▶ EXERCISE BRIEF
Every record that follows must be duplicated exactly, with images left out.

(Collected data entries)
# # #

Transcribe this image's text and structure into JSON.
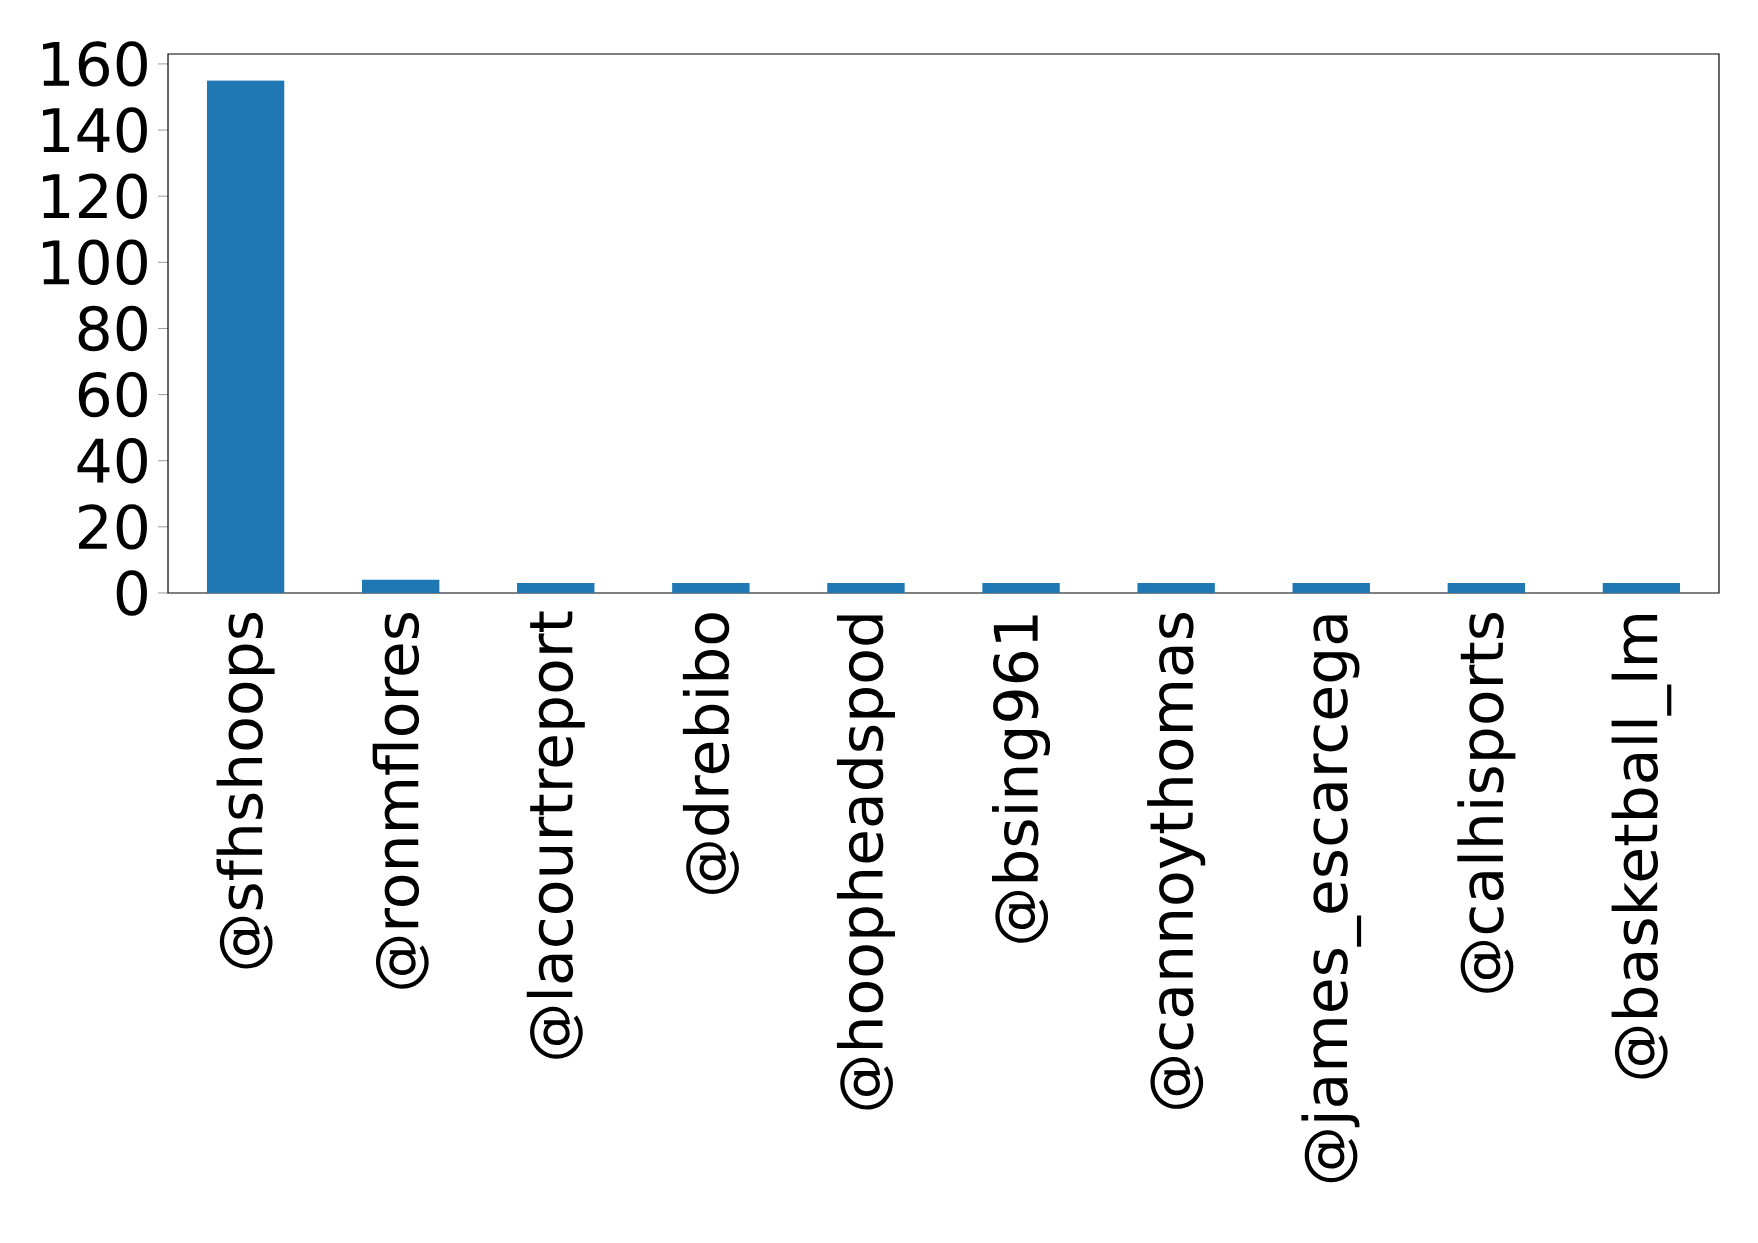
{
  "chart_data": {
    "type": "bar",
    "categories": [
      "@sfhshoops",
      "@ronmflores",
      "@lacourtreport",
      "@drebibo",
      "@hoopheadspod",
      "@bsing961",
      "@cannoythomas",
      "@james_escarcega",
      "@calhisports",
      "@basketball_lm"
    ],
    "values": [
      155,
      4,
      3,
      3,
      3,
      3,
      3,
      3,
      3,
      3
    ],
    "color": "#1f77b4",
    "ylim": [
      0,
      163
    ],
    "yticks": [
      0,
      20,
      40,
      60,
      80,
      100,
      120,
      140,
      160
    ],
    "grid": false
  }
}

# # #

▶ RESPONSE FOR THIS EXERCISE
Transcribe this image's text and structure into JSON.
{
  "chart_data": {
    "type": "bar",
    "categories": [
      "@sfhshoops",
      "@ronmflores",
      "@lacourtreport",
      "@drebibo",
      "@hoopheadspod",
      "@bsing961",
      "@cannoythomas",
      "@james_escarcega",
      "@calhisports",
      "@basketball_lm"
    ],
    "values": [
      155,
      4,
      3,
      3,
      3,
      3,
      3,
      3,
      3,
      3
    ],
    "color": "#1f77b4",
    "ylim": [
      0,
      163
    ],
    "yticks": [
      0,
      20,
      40,
      60,
      80,
      100,
      120,
      140,
      160
    ],
    "grid": false
  }
}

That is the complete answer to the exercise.